Task to carry out :: Make an exact copy of all the material below, apart from the pictures.

Stored data start

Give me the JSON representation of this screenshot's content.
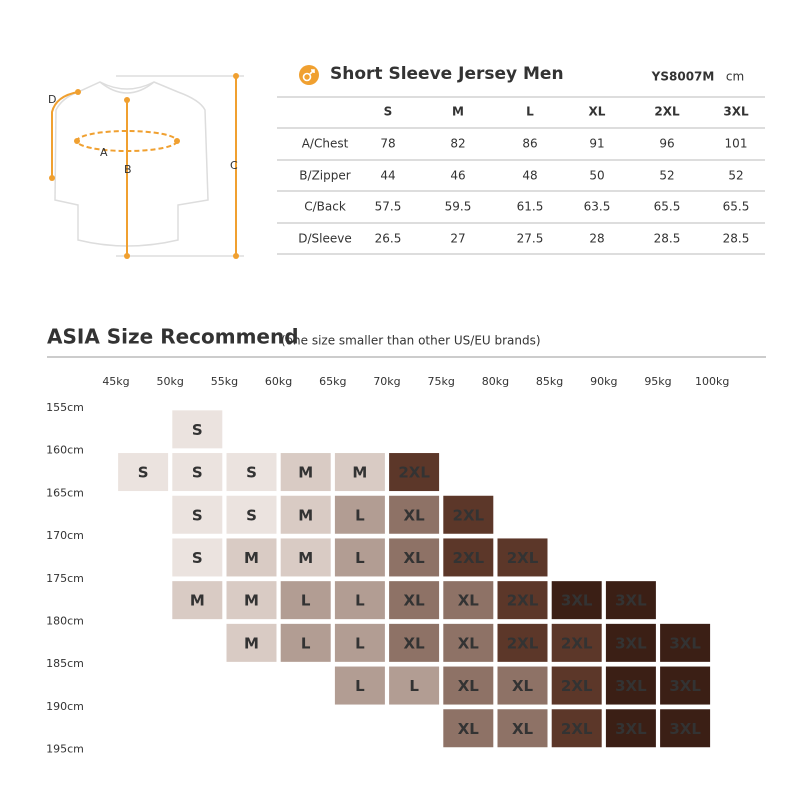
{
  "header": {
    "title": "Short Sleeve Jersey Men",
    "code": "YS8007M",
    "unit": "cm"
  },
  "diagram": {
    "labels": [
      "D",
      "A",
      "B",
      "C"
    ]
  },
  "table": {
    "columns": [
      "S",
      "M",
      "L",
      "XL",
      "2XL",
      "3XL"
    ],
    "rows": [
      {
        "label": "A/Chest",
        "values": [
          "78",
          "82",
          "86",
          "91",
          "96",
          "101"
        ]
      },
      {
        "label": "B/Zipper",
        "values": [
          "44",
          "46",
          "48",
          "50",
          "52",
          "52"
        ]
      },
      {
        "label": "C/Back",
        "values": [
          "57.5",
          "59.5",
          "61.5",
          "63.5",
          "65.5",
          "65.5"
        ]
      },
      {
        "label": "D/Sleeve",
        "values": [
          "26.5",
          "27",
          "27.5",
          "28",
          "28.5",
          "28.5"
        ]
      }
    ]
  },
  "recommend": {
    "title": "ASIA Size Recommend",
    "subtitle": "(one size smaller than other US/EU brands)",
    "weights": [
      "45kg",
      "50kg",
      "55kg",
      "60kg",
      "65kg",
      "70kg",
      "75kg",
      "80kg",
      "85kg",
      "90kg",
      "95kg",
      "100kg"
    ],
    "heights": [
      "155cm",
      "160cm",
      "165cm",
      "170cm",
      "175cm",
      "180cm",
      "185cm",
      "190cm",
      "195cm"
    ],
    "size_colors": {
      "S": "#ebe3df",
      "M": "#d9cbc4",
      "L": "#b29d93",
      "XL": "#8e7266",
      "2XL": "#5c3729",
      "3XL": "#3b1f15"
    },
    "grid": [
      [
        null,
        "S",
        null,
        null,
        null,
        null,
        null,
        null,
        null,
        null,
        null
      ],
      [
        "S",
        "S",
        "S",
        "M",
        "M",
        "2XL",
        null,
        null,
        null,
        null,
        null
      ],
      [
        null,
        "S",
        "S",
        "M",
        "L",
        "XL",
        "2XL",
        null,
        null,
        null,
        null
      ],
      [
        null,
        "S",
        "M",
        "M",
        "L",
        "XL",
        "2XL",
        "2XL",
        null,
        null,
        null
      ],
      [
        null,
        "M",
        "M",
        "L",
        "L",
        "XL",
        "XL",
        "2XL",
        "3XL",
        "3XL",
        null
      ],
      [
        null,
        null,
        "M",
        "L",
        "L",
        "XL",
        "XL",
        "2XL",
        "2XL",
        "3XL",
        "3XL"
      ],
      [
        null,
        null,
        null,
        null,
        "L",
        "L",
        "XL",
        "XL",
        "2XL",
        "3XL",
        "3XL"
      ],
      [
        null,
        null,
        null,
        null,
        null,
        null,
        "XL",
        "XL",
        "2XL",
        "3XL",
        "3XL"
      ]
    ]
  }
}
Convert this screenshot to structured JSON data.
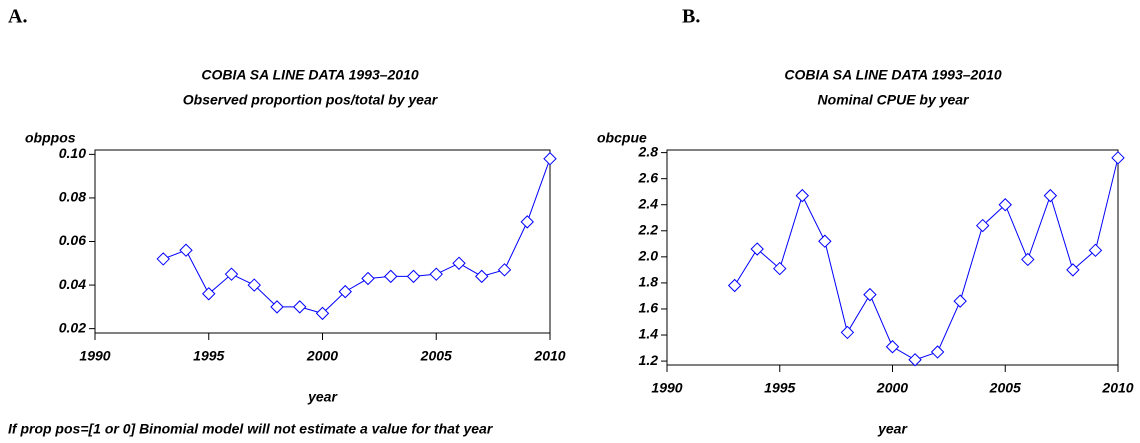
{
  "chart_data": [
    {
      "type": "line",
      "panel_label": "A.",
      "title": "COBIA SA LINE DATA 1993–2010",
      "subtitle": "Observed proportion pos/total by year",
      "y_label": "obppos",
      "x_label": "year",
      "note": "If prop pos=[1 or 0] Binomial model will not estimate a value for that year",
      "x": [
        1993,
        1994,
        1995,
        1996,
        1997,
        1998,
        1999,
        2000,
        2001,
        2002,
        2003,
        2004,
        2005,
        2006,
        2007,
        2008,
        2009,
        2010
      ],
      "values": [
        0.052,
        0.056,
        0.036,
        0.045,
        0.04,
        0.03,
        0.03,
        0.027,
        0.037,
        0.043,
        0.044,
        0.044,
        0.045,
        0.05,
        0.044,
        0.047,
        0.069,
        0.098
      ],
      "color": "#0000ff",
      "marker": "diamond",
      "xlim": [
        1990,
        2010
      ],
      "xticks": [
        1990,
        1995,
        2000,
        2005,
        2010
      ],
      "ylim": [
        0.018,
        0.102
      ],
      "yticks": [
        0.02,
        0.04,
        0.06,
        0.08,
        {
          "value": 0.1,
          "label": "0.10"
        }
      ]
    },
    {
      "type": "line",
      "panel_label": "B.",
      "title": "COBIA SA LINE DATA 1993–2010",
      "subtitle": "Nominal CPUE by year",
      "y_label": "obcpue",
      "x_label": "year",
      "x": [
        1993,
        1994,
        1995,
        1996,
        1997,
        1998,
        1999,
        2000,
        2001,
        2002,
        2003,
        2004,
        2005,
        2006,
        2007,
        2008,
        2009,
        2010
      ],
      "values": [
        1.78,
        2.06,
        1.91,
        2.47,
        2.12,
        1.42,
        1.71,
        1.31,
        1.21,
        1.27,
        1.66,
        2.24,
        2.4,
        1.98,
        2.47,
        1.9,
        2.05,
        2.76
      ],
      "color": "#0000ff",
      "marker": "diamond",
      "xlim": [
        1990,
        2010
      ],
      "xticks": [
        1990,
        1995,
        2000,
        2005,
        2010
      ],
      "ylim": [
        1.17,
        2.82
      ],
      "yticks": [
        1.2,
        1.4,
        1.6,
        1.8,
        {
          "value": 2.0,
          "label": "2.0"
        },
        2.2,
        2.4,
        2.6,
        2.8
      ]
    }
  ]
}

Stored data end

Answer for this exercise ::
Give me the JSON representation of this screenshot's content.
{
  "header": {
    "title": "Short Sleeve Jersey Men",
    "code": "YS8007M",
    "unit": "cm"
  },
  "diagram": {
    "labels": [
      "D",
      "A",
      "B",
      "C"
    ]
  },
  "table": {
    "columns": [
      "S",
      "M",
      "L",
      "XL",
      "2XL",
      "3XL"
    ],
    "rows": [
      {
        "label": "A/Chest",
        "values": [
          "78",
          "82",
          "86",
          "91",
          "96",
          "101"
        ]
      },
      {
        "label": "B/Zipper",
        "values": [
          "44",
          "46",
          "48",
          "50",
          "52",
          "52"
        ]
      },
      {
        "label": "C/Back",
        "values": [
          "57.5",
          "59.5",
          "61.5",
          "63.5",
          "65.5",
          "65.5"
        ]
      },
      {
        "label": "D/Sleeve",
        "values": [
          "26.5",
          "27",
          "27.5",
          "28",
          "28.5",
          "28.5"
        ]
      }
    ]
  },
  "recommend": {
    "title": "ASIA Size Recommend",
    "subtitle": "(one size smaller than other US/EU brands)",
    "weights": [
      "45kg",
      "50kg",
      "55kg",
      "60kg",
      "65kg",
      "70kg",
      "75kg",
      "80kg",
      "85kg",
      "90kg",
      "95kg",
      "100kg"
    ],
    "heights": [
      "155cm",
      "160cm",
      "165cm",
      "170cm",
      "175cm",
      "180cm",
      "185cm",
      "190cm",
      "195cm"
    ],
    "size_colors": {
      "S": "#ebe3df",
      "M": "#d9cbc4",
      "L": "#b29d93",
      "XL": "#8e7266",
      "2XL": "#5c3729",
      "3XL": "#3b1f15"
    },
    "grid": [
      [
        null,
        "S",
        null,
        null,
        null,
        null,
        null,
        null,
        null,
        null,
        null
      ],
      [
        "S",
        "S",
        "S",
        "M",
        "M",
        "2XL",
        null,
        null,
        null,
        null,
        null
      ],
      [
        null,
        "S",
        "S",
        "M",
        "L",
        "XL",
        "2XL",
        null,
        null,
        null,
        null
      ],
      [
        null,
        "S",
        "M",
        "M",
        "L",
        "XL",
        "2XL",
        "2XL",
        null,
        null,
        null
      ],
      [
        null,
        "M",
        "M",
        "L",
        "L",
        "XL",
        "XL",
        "2XL",
        "3XL",
        "3XL",
        null
      ],
      [
        null,
        null,
        "M",
        "L",
        "L",
        "XL",
        "XL",
        "2XL",
        "2XL",
        "3XL",
        "3XL"
      ],
      [
        null,
        null,
        null,
        null,
        "L",
        "L",
        "XL",
        "XL",
        "2XL",
        "3XL",
        "3XL"
      ],
      [
        null,
        null,
        null,
        null,
        null,
        null,
        "XL",
        "XL",
        "2XL",
        "3XL",
        "3XL"
      ]
    ]
  }
}
Convert this screenshot to structured JSON data.
{
  "chart_data": [
    {
      "type": "line",
      "panel_label": "A.",
      "title": "COBIA SA LINE DATA 1993–2010",
      "subtitle": "Observed proportion pos/total by year",
      "y_label": "obppos",
      "x_label": "year",
      "note": "If prop pos=[1 or 0] Binomial model will not estimate a value for that year",
      "x": [
        1993,
        1994,
        1995,
        1996,
        1997,
        1998,
        1999,
        2000,
        2001,
        2002,
        2003,
        2004,
        2005,
        2006,
        2007,
        2008,
        2009,
        2010
      ],
      "values": [
        0.052,
        0.056,
        0.036,
        0.045,
        0.04,
        0.03,
        0.03,
        0.027,
        0.037,
        0.043,
        0.044,
        0.044,
        0.045,
        0.05,
        0.044,
        0.047,
        0.069,
        0.098
      ],
      "color": "#0000ff",
      "marker": "diamond",
      "xlim": [
        1990,
        2010
      ],
      "xticks": [
        1990,
        1995,
        2000,
        2005,
        2010
      ],
      "ylim": [
        0.018,
        0.102
      ],
      "yticks": [
        0.02,
        0.04,
        0.06,
        0.08,
        {
          "value": 0.1,
          "label": "0.10"
        }
      ]
    },
    {
      "type": "line",
      "panel_label": "B.",
      "title": "COBIA SA LINE DATA 1993–2010",
      "subtitle": "Nominal CPUE by year",
      "y_label": "obcpue",
      "x_label": "year",
      "x": [
        1993,
        1994,
        1995,
        1996,
        1997,
        1998,
        1999,
        2000,
        2001,
        2002,
        2003,
        2004,
        2005,
        2006,
        2007,
        2008,
        2009,
        2010
      ],
      "values": [
        1.78,
        2.06,
        1.91,
        2.47,
        2.12,
        1.42,
        1.71,
        1.31,
        1.21,
        1.27,
        1.66,
        2.24,
        2.4,
        1.98,
        2.47,
        1.9,
        2.05,
        2.76
      ],
      "color": "#0000ff",
      "marker": "diamond",
      "xlim": [
        1990,
        2010
      ],
      "xticks": [
        1990,
        1995,
        2000,
        2005,
        2010
      ],
      "ylim": [
        1.17,
        2.82
      ],
      "yticks": [
        1.2,
        1.4,
        1.6,
        1.8,
        {
          "value": 2.0,
          "label": "2.0"
        },
        2.2,
        2.4,
        2.6,
        2.8
      ]
    }
  ]
}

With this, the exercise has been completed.